>> begin DATASET ROWS

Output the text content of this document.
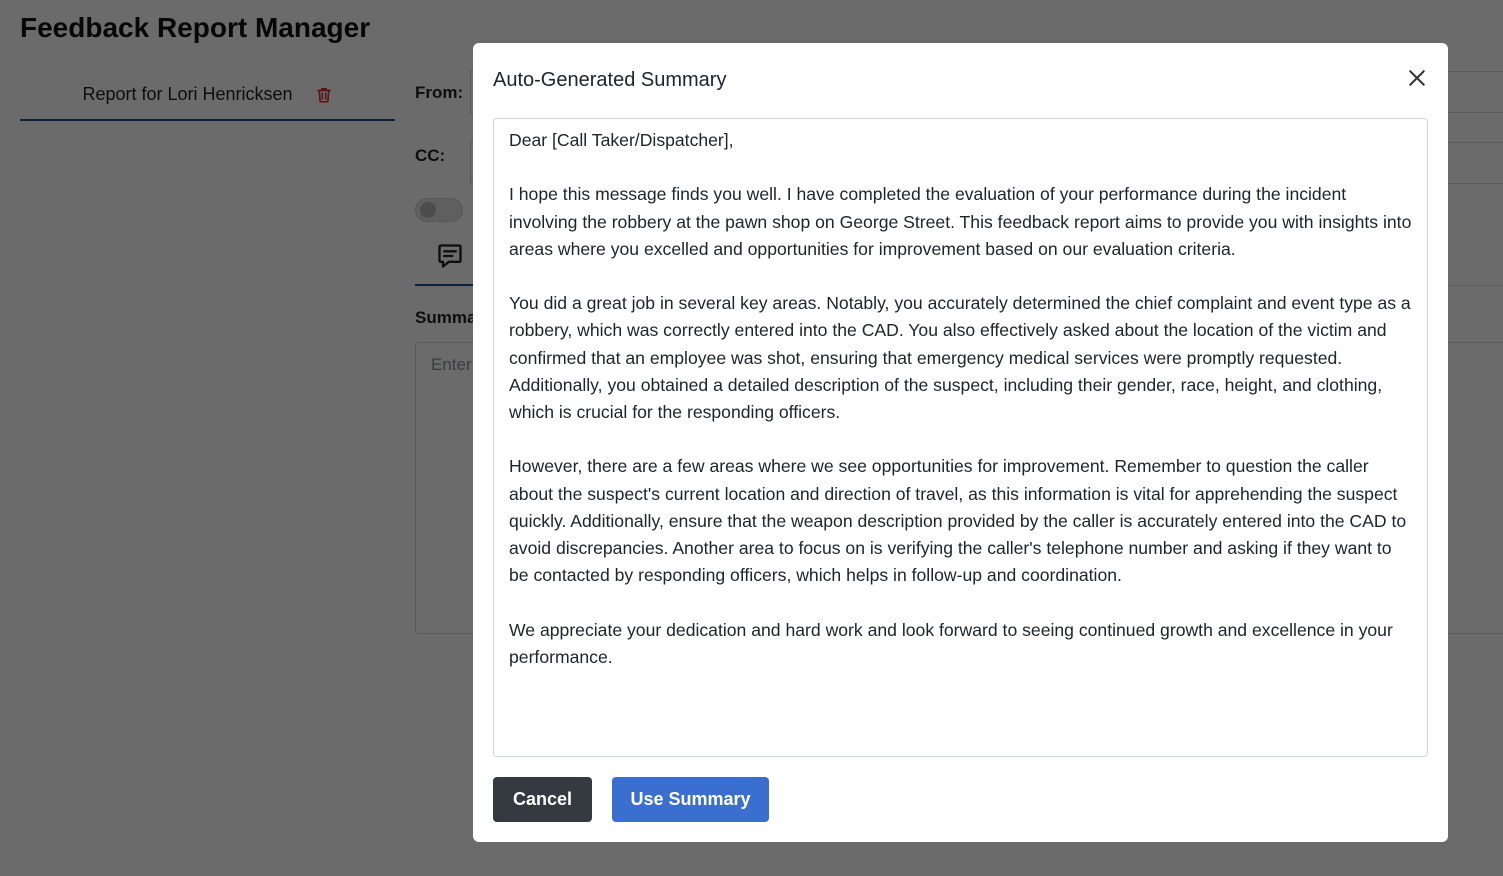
Auto-Generated Summary

Dear [Call Taker/Dispatcher],

I hope this message finds you well. I have completed the evaluation of your performance during the incident involving the robbery at the pawn shop on George Street. This feedback report aims to provide you with insights into areas where you excelled and opportunities for improvement based on our evaluation criteria.

You did a great job in several key areas. Notably, you accurately determined the chief complaint and event type as a robbery, which was correctly entered into the CAD. You also effectively asked about the location of the victim and confirmed that an employee was shot, ensuring that emergency medical services were promptly requested. Additionally, you obtained a detailed description of the suspect, including their gender, race, height, and clothing, which is crucial for the responding officers.

However, there are a few areas where we see opportunities for improvement. Remember to question the caller about the suspect's current location and direction of travel, as this information is vital for apprehending the suspect quickly. Additionally, ensure that the weapon description provided by the caller is accurately entered into the CAD to avoid discrepancies. Another area to focus on is verifying the caller's telephone number and asking if they want to be contacted by responding officers, which helps in follow-up and coordination.

We appreciate your dedication and hard work and look forward to seeing continued growth and excellence in your performance.

Cancel	Use Summary
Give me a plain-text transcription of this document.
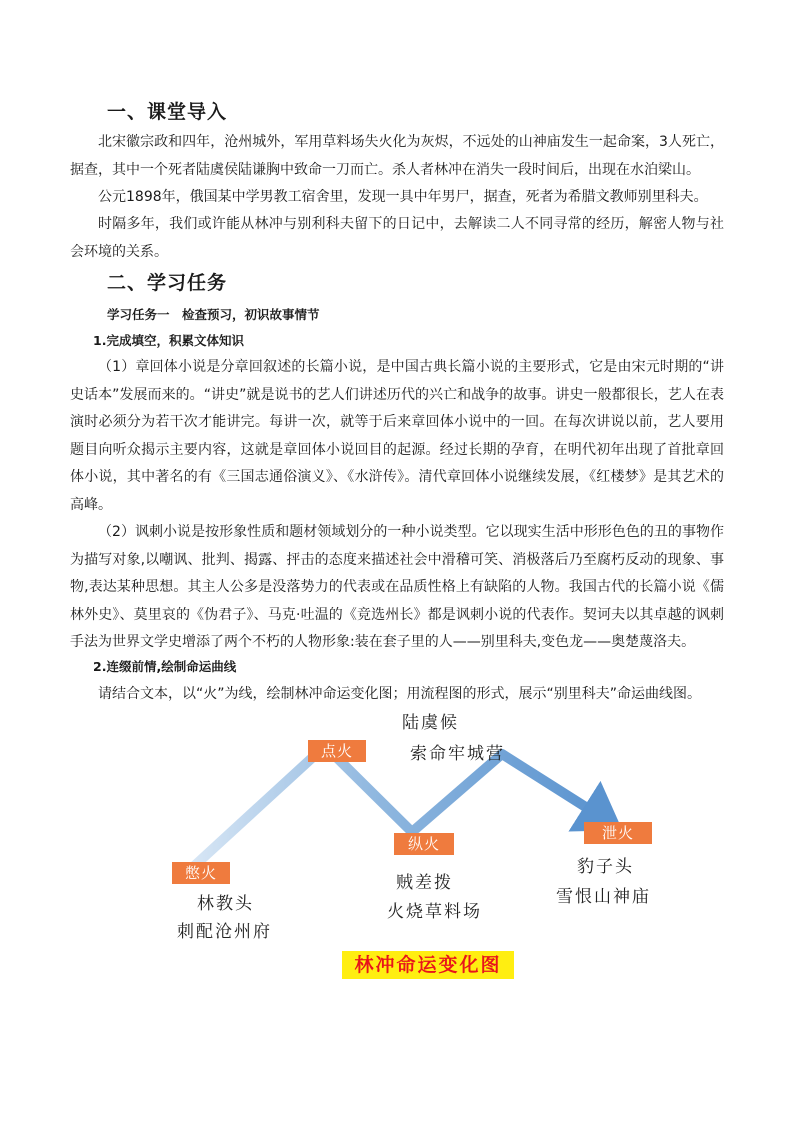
一、课堂导入
北宋徽宗政和四年，沧州城外，军用草料场失火化为灰烬，不远处的山神庙发生一起命案，3人死亡，据查，其中一个死者陆虞侯陆谦胸中致命一刀而亡。杀人者林冲在消失一段时间后，出现在水泊梁山。
公元1898年，俄国某中学男教工宿舍里，发现一具中年男尸，据查，死者为希腊文教师别里科夫。
时隔多年，我们或许能从林冲与别利科夫留下的日记中，去解读二人不同寻常的经历，解密人物与社会环境的关系。
二、学习任务
学习任务一　检查预习，初识故事情节
1.完成填空，积累文体知识
（1）章回体小说是分章回叙述的长篇小说，是中国古典长篇小说的主要形式，它是由宋元时期的“讲史话本”发展而来的。“讲史”就是说书的艺人们讲述历代的兴亡和战争的故事。讲史一般都很长，艺人在表演时必须分为若干次才能讲完。每讲一次，就等于后来章回体小说中的一回。在每次讲说以前，艺人要用题目向听众揭示主要内容，这就是章回体小说回目的起源。经过长期的孕育，在明代初年出现了首批章回体小说，其中著名的有《三国志通俗演义》、《水浒传》。清代章回体小说继续发展，《红楼梦》是其艺术的高峰。
（2）讽刺小说是按形象性质和题材领域划分的一种小说类型。它以现实生活中形形色色的丑的事物作为描写对象,以嘲讽、批判、揭露、抨击的态度来描述社会中滑稽可笑、消极落后乃至腐朽反动的现象、事物,表达某种思想。其主人公多是没落势力的代表或在品质性格上有缺陷的人物。我国古代的长篇小说《儒林外史》、莫里哀的《伪君子》、马克·吐温的《竞选州长》都是讽刺小说的代表作。契诃夫以其卓越的讽刺手法为世界文学史增添了两个不朽的人物形象:装在套子里的人——别里科夫,变色龙——奥楚蔑洛夫。
2.连缀前情,绘制命运曲线
请结合文本，以“火”为线，绘制林冲命运变化图；用流程图的形式，展示“别里科夫”命运曲线图。
憋火
林教头
刺配沧州府
点火
陆虞候
索命牢城营
纵火
贼差拨
火烧草料场
泄火
豹子头
雪恨山神庙
林冲命运变化图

>> end DATASET ROWS

## SET EXERCISE
Repeat the full listing above exactly, with no pictures in the copy.

## WORKED ANSWER
Output the text content of this document.
Auto-Generated Summary

Dear [Call Taker/Dispatcher],

I hope this message finds you well. I have completed the evaluation of your performance during the incident involving the robbery at the pawn shop on George Street. This feedback report aims to provide you with insights into areas where you excelled and opportunities for improvement based on our evaluation criteria.

You did a great job in several key areas. Notably, you accurately determined the chief complaint and event type as a robbery, which was correctly entered into the CAD. You also effectively asked about the location of the victim and confirmed that an employee was shot, ensuring that emergency medical services were promptly requested. Additionally, you obtained a detailed description of the suspect, including their gender, race, height, and clothing, which is crucial for the responding officers.

However, there are a few areas where we see opportunities for improvement. Remember to question the caller about the suspect's current location and direction of travel, as this information is vital for apprehending the suspect quickly. Additionally, ensure that the weapon description provided by the caller is accurately entered into the CAD to avoid discrepancies. Another area to focus on is verifying the caller's telephone number and asking if they want to be contacted by responding officers, which helps in follow-up and coordination.

We appreciate your dedication and hard work and look forward to seeing continued growth and excellence in your performance.

Cancel	Use Summary
Give me a plain-text transcription of this document.
一、课堂导入
北宋徽宗政和四年，沧州城外，军用草料场失火化为灰烬，不远处的山神庙发生一起命案，3人死亡，据查，其中一个死者陆虞侯陆谦胸中致命一刀而亡。杀人者林冲在消失一段时间后，出现在水泊梁山。
公元1898年，俄国某中学男教工宿舍里，发现一具中年男尸，据查，死者为希腊文教师别里科夫。
时隔多年，我们或许能从林冲与别利科夫留下的日记中，去解读二人不同寻常的经历，解密人物与社会环境的关系。
二、学习任务
学习任务一　检查预习，初识故事情节
1.完成填空，积累文体知识
（1）章回体小说是分章回叙述的长篇小说，是中国古典长篇小说的主要形式，它是由宋元时期的“讲史话本”发展而来的。“讲史”就是说书的艺人们讲述历代的兴亡和战争的故事。讲史一般都很长，艺人在表演时必须分为若干次才能讲完。每讲一次，就等于后来章回体小说中的一回。在每次讲说以前，艺人要用题目向听众揭示主要内容，这就是章回体小说回目的起源。经过长期的孕育，在明代初年出现了首批章回体小说，其中著名的有《三国志通俗演义》、《水浒传》。清代章回体小说继续发展，《红楼梦》是其艺术的高峰。
（2）讽刺小说是按形象性质和题材领域划分的一种小说类型。它以现实生活中形形色色的丑的事物作为描写对象,以嘲讽、批判、揭露、抨击的态度来描述社会中滑稽可笑、消极落后乃至腐朽反动的现象、事物,表达某种思想。其主人公多是没落势力的代表或在品质性格上有缺陷的人物。我国古代的长篇小说《儒林外史》、莫里哀的《伪君子》、马克·吐温的《竞选州长》都是讽刺小说的代表作。契诃夫以其卓越的讽刺手法为世界文学史增添了两个不朽的人物形象:装在套子里的人——别里科夫,变色龙——奥楚蔑洛夫。
2.连缀前情,绘制命运曲线
请结合文本，以“火”为线，绘制林冲命运变化图；用流程图的形式，展示“别里科夫”命运曲线图。
憋火
林教头
刺配沧州府
点火
陆虞候
索命牢城营
纵火
贼差拨
火烧草料场
泄火
豹子头
雪恨山神庙
林冲命运变化图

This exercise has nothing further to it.